What you have to do: Restate the whole listing word for word. Pictures are left out.
▼
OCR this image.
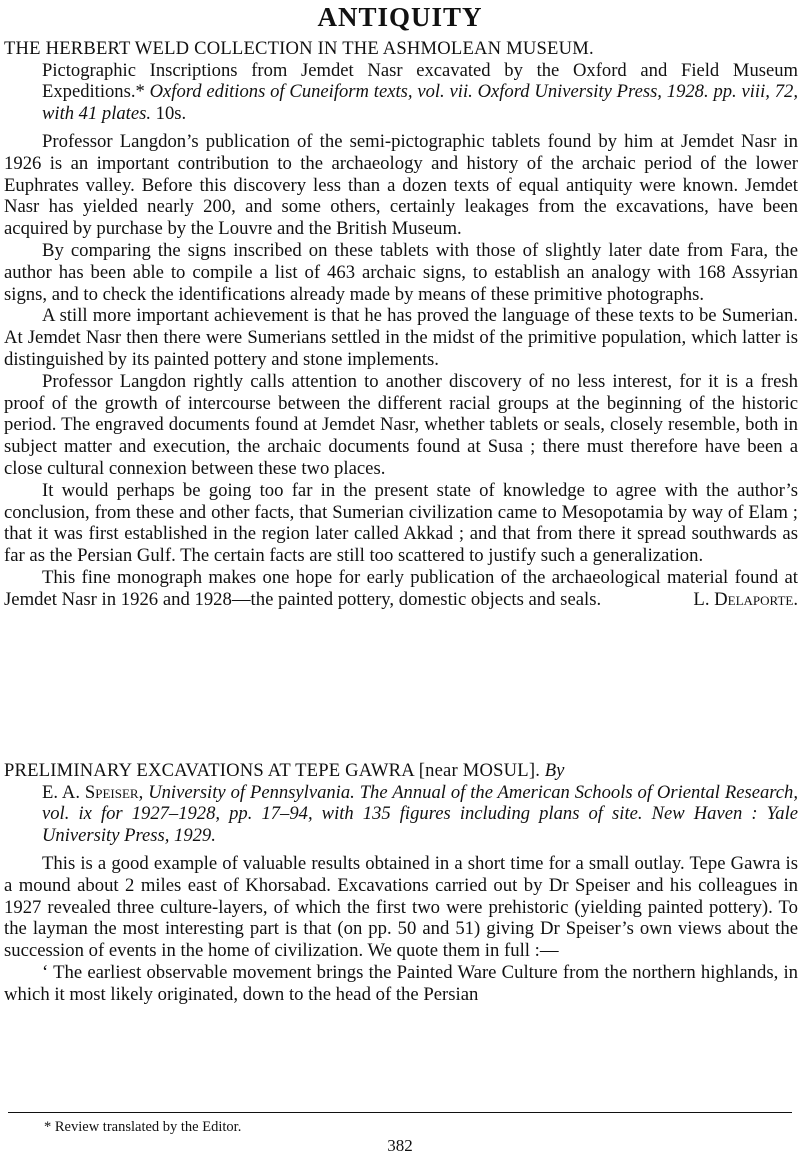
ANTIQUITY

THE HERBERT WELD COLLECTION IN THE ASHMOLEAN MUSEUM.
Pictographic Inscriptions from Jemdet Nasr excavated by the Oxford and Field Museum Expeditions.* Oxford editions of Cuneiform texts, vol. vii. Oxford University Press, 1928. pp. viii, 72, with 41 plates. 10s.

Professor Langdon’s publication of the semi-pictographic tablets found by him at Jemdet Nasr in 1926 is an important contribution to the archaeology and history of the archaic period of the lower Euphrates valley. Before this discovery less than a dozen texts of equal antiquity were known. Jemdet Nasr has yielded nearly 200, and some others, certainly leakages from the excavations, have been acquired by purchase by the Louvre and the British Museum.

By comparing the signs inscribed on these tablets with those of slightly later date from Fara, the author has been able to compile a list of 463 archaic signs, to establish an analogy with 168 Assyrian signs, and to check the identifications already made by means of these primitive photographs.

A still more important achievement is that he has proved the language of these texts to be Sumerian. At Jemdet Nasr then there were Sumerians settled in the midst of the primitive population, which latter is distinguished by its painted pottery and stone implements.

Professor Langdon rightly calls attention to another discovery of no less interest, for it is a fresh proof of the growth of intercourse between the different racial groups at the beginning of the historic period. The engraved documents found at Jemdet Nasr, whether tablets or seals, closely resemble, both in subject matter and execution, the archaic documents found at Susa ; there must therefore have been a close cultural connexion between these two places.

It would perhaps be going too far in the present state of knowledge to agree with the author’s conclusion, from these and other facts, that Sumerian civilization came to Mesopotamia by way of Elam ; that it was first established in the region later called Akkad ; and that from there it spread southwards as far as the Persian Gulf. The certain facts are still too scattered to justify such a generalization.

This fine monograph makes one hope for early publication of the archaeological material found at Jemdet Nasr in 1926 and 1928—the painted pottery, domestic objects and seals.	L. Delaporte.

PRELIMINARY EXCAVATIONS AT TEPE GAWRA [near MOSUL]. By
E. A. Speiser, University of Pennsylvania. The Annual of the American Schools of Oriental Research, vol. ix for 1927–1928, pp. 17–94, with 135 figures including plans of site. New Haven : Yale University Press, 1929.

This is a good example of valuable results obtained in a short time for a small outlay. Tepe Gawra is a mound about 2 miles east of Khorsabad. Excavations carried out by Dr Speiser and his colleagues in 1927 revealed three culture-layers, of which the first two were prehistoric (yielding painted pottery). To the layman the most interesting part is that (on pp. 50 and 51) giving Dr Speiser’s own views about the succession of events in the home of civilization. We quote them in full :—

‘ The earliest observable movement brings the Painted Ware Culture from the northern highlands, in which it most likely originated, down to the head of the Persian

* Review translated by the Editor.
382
▲
Correct output:
OCR this image.
ANTIQUITY

THE HERBERT WELD COLLECTION IN THE ASHMOLEAN MUSEUM.
Pictographic Inscriptions from Jemdet Nasr excavated by the Oxford and Field Museum Expeditions.* Oxford editions of Cuneiform texts, vol. vii. Oxford University Press, 1928. pp. viii, 72, with 41 plates. 10s.

Professor Langdon’s publication of the semi-pictographic tablets found by him at Jemdet Nasr in 1926 is an important contribution to the archaeology and history of the archaic period of the lower Euphrates valley. Before this discovery less than a dozen texts of equal antiquity were known. Jemdet Nasr has yielded nearly 200, and some others, certainly leakages from the excavations, have been acquired by purchase by the Louvre and the British Museum.

By comparing the signs inscribed on these tablets with those of slightly later date from Fara, the author has been able to compile a list of 463 archaic signs, to establish an analogy with 168 Assyrian signs, and to check the identifications already made by means of these primitive photographs.

A still more important achievement is that he has proved the language of these texts to be Sumerian. At Jemdet Nasr then there were Sumerians settled in the midst of the primitive population, which latter is distinguished by its painted pottery and stone implements.

Professor Langdon rightly calls attention to another discovery of no less interest, for it is a fresh proof of the growth of intercourse between the different racial groups at the beginning of the historic period. The engraved documents found at Jemdet Nasr, whether tablets or seals, closely resemble, both in subject matter and execution, the archaic documents found at Susa ; there must therefore have been a close cultural connexion between these two places.

It would perhaps be going too far in the present state of knowledge to agree with the author’s conclusion, from these and other facts, that Sumerian civilization came to Mesopotamia by way of Elam ; that it was first established in the region later called Akkad ; and that from there it spread southwards as far as the Persian Gulf. The certain facts are still too scattered to justify such a generalization.

This fine monograph makes one hope for early publication of the archaeological material found at Jemdet Nasr in 1926 and 1928—the painted pottery, domestic objects and seals.	L. Delaporte.

PRELIMINARY EXCAVATIONS AT TEPE GAWRA [near MOSUL]. By
E. A. Speiser, University of Pennsylvania. The Annual of the American Schools of Oriental Research, vol. ix for 1927–1928, pp. 17–94, with 135 figures including plans of site. New Haven : Yale University Press, 1929.

This is a good example of valuable results obtained in a short time for a small outlay. Tepe Gawra is a mound about 2 miles east of Khorsabad. Excavations carried out by Dr Speiser and his colleagues in 1927 revealed three culture-layers, of which the first two were prehistoric (yielding painted pottery). To the layman the most interesting part is that (on pp. 50 and 51) giving Dr Speiser’s own views about the succession of events in the home of civilization. We quote them in full :—

‘ The earliest observable movement brings the Painted Ware Culture from the northern highlands, in which it most likely originated, down to the head of the Persian

* Review translated by the Editor.
382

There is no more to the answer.